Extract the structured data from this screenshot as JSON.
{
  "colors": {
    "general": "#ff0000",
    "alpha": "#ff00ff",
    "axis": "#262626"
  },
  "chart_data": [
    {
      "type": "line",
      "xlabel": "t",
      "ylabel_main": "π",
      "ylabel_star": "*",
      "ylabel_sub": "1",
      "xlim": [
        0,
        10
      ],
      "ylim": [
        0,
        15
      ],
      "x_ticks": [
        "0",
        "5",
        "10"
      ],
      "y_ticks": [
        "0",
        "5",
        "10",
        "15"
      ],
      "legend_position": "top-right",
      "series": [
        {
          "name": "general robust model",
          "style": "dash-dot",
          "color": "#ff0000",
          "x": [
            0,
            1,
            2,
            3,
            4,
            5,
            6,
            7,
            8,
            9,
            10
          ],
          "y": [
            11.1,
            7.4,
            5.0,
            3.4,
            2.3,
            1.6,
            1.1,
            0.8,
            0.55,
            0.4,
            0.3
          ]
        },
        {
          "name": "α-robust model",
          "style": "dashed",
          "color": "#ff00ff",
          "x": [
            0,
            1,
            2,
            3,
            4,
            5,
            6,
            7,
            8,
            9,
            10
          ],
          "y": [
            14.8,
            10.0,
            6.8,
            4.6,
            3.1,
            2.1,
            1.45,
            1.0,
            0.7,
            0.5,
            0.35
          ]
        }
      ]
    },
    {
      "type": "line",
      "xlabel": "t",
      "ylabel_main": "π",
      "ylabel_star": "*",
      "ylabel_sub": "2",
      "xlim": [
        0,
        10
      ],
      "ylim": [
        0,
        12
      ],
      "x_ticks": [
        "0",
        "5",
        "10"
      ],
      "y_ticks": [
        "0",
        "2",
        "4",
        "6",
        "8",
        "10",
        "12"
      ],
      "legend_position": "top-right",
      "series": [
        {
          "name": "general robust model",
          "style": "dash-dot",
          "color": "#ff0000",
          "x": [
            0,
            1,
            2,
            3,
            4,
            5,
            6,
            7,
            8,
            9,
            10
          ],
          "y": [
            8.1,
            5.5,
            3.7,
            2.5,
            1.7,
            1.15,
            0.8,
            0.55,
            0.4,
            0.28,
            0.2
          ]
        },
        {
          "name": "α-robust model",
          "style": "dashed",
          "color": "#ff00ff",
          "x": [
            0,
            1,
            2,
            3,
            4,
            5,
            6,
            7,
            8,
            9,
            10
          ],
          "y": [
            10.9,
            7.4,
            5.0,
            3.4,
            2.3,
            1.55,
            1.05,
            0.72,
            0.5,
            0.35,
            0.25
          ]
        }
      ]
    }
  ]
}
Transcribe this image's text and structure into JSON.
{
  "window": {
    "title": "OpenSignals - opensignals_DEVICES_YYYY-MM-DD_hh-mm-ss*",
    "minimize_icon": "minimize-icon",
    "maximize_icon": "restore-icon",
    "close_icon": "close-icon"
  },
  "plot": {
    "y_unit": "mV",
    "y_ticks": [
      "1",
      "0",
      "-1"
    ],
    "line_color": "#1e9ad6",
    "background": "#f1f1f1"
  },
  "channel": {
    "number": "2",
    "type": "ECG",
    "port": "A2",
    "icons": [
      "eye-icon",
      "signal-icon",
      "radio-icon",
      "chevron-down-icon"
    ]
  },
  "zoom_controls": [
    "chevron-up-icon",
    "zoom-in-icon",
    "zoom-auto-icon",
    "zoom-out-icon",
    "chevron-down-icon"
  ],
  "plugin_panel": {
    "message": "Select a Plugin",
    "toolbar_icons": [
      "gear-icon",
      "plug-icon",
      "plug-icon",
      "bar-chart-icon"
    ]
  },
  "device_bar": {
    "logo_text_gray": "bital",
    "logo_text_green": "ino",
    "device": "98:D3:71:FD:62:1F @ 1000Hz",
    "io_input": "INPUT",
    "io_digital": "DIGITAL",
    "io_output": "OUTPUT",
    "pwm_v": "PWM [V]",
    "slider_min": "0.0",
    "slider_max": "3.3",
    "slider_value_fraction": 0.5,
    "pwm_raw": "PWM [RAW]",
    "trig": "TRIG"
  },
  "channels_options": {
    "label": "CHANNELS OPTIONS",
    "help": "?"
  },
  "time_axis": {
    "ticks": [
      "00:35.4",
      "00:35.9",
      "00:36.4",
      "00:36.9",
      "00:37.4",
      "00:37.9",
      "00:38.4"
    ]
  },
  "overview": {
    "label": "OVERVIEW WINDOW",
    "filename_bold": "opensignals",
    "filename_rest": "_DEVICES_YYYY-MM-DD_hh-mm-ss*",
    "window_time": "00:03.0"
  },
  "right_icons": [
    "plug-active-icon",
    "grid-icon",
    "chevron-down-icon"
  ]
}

**Written request:** Copy out each line exactly as written.

**Exercise output:**
Extract the structured data from this screenshot as JSON.
{
  "colors": {
    "general": "#ff0000",
    "alpha": "#ff00ff",
    "axis": "#262626"
  },
  "chart_data": [
    {
      "type": "line",
      "xlabel": "t",
      "ylabel_main": "π",
      "ylabel_star": "*",
      "ylabel_sub": "1",
      "xlim": [
        0,
        10
      ],
      "ylim": [
        0,
        15
      ],
      "x_ticks": [
        "0",
        "5",
        "10"
      ],
      "y_ticks": [
        "0",
        "5",
        "10",
        "15"
      ],
      "legend_position": "top-right",
      "series": [
        {
          "name": "general robust model",
          "style": "dash-dot",
          "color": "#ff0000",
          "x": [
            0,
            1,
            2,
            3,
            4,
            5,
            6,
            7,
            8,
            9,
            10
          ],
          "y": [
            11.1,
            7.4,
            5.0,
            3.4,
            2.3,
            1.6,
            1.1,
            0.8,
            0.55,
            0.4,
            0.3
          ]
        },
        {
          "name": "α-robust model",
          "style": "dashed",
          "color": "#ff00ff",
          "x": [
            0,
            1,
            2,
            3,
            4,
            5,
            6,
            7,
            8,
            9,
            10
          ],
          "y": [
            14.8,
            10.0,
            6.8,
            4.6,
            3.1,
            2.1,
            1.45,
            1.0,
            0.7,
            0.5,
            0.35
          ]
        }
      ]
    },
    {
      "type": "line",
      "xlabel": "t",
      "ylabel_main": "π",
      "ylabel_star": "*",
      "ylabel_sub": "2",
      "xlim": [
        0,
        10
      ],
      "ylim": [
        0,
        12
      ],
      "x_ticks": [
        "0",
        "5",
        "10"
      ],
      "y_ticks": [
        "0",
        "2",
        "4",
        "6",
        "8",
        "10",
        "12"
      ],
      "legend_position": "top-right",
      "series": [
        {
          "name": "general robust model",
          "style": "dash-dot",
          "color": "#ff0000",
          "x": [
            0,
            1,
            2,
            3,
            4,
            5,
            6,
            7,
            8,
            9,
            10
          ],
          "y": [
            8.1,
            5.5,
            3.7,
            2.5,
            1.7,
            1.15,
            0.8,
            0.55,
            0.4,
            0.28,
            0.2
          ]
        },
        {
          "name": "α-robust model",
          "style": "dashed",
          "color": "#ff00ff",
          "x": [
            0,
            1,
            2,
            3,
            4,
            5,
            6,
            7,
            8,
            9,
            10
          ],
          "y": [
            10.9,
            7.4,
            5.0,
            3.4,
            2.3,
            1.55,
            1.05,
            0.72,
            0.5,
            0.35,
            0.25
          ]
        }
      ]
    }
  ]
}
Transcribe this image's text and structure into JSON.
{
  "window": {
    "title": "OpenSignals - opensignals_DEVICES_YYYY-MM-DD_hh-mm-ss*",
    "minimize_icon": "minimize-icon",
    "maximize_icon": "restore-icon",
    "close_icon": "close-icon"
  },
  "plot": {
    "y_unit": "mV",
    "y_ticks": [
      "1",
      "0",
      "-1"
    ],
    "line_color": "#1e9ad6",
    "background": "#f1f1f1"
  },
  "channel": {
    "number": "2",
    "type": "ECG",
    "port": "A2",
    "icons": [
      "eye-icon",
      "signal-icon",
      "radio-icon",
      "chevron-down-icon"
    ]
  },
  "zoom_controls": [
    "chevron-up-icon",
    "zoom-in-icon",
    "zoom-auto-icon",
    "zoom-out-icon",
    "chevron-down-icon"
  ],
  "plugin_panel": {
    "message": "Select a Plugin",
    "toolbar_icons": [
      "gear-icon",
      "plug-icon",
      "plug-icon",
      "bar-chart-icon"
    ]
  },
  "device_bar": {
    "logo_text_gray": "bital",
    "logo_text_green": "ino",
    "device": "98:D3:71:FD:62:1F @ 1000Hz",
    "io_input": "INPUT",
    "io_digital": "DIGITAL",
    "io_output": "OUTPUT",
    "pwm_v": "PWM [V]",
    "slider_min": "0.0",
    "slider_max": "3.3",
    "slider_value_fraction": 0.5,
    "pwm_raw": "PWM [RAW]",
    "trig": "TRIG"
  },
  "channels_options": {
    "label": "CHANNELS OPTIONS",
    "help": "?"
  },
  "time_axis": {
    "ticks": [
      "00:35.4",
      "00:35.9",
      "00:36.4",
      "00:36.9",
      "00:37.4",
      "00:37.9",
      "00:38.4"
    ]
  },
  "overview": {
    "label": "OVERVIEW WINDOW",
    "filename_bold": "opensignals",
    "filename_rest": "_DEVICES_YYYY-MM-DD_hh-mm-ss*",
    "window_time": "00:03.0"
  },
  "right_icons": [
    "plug-active-icon",
    "grid-icon",
    "chevron-down-icon"
  ]
}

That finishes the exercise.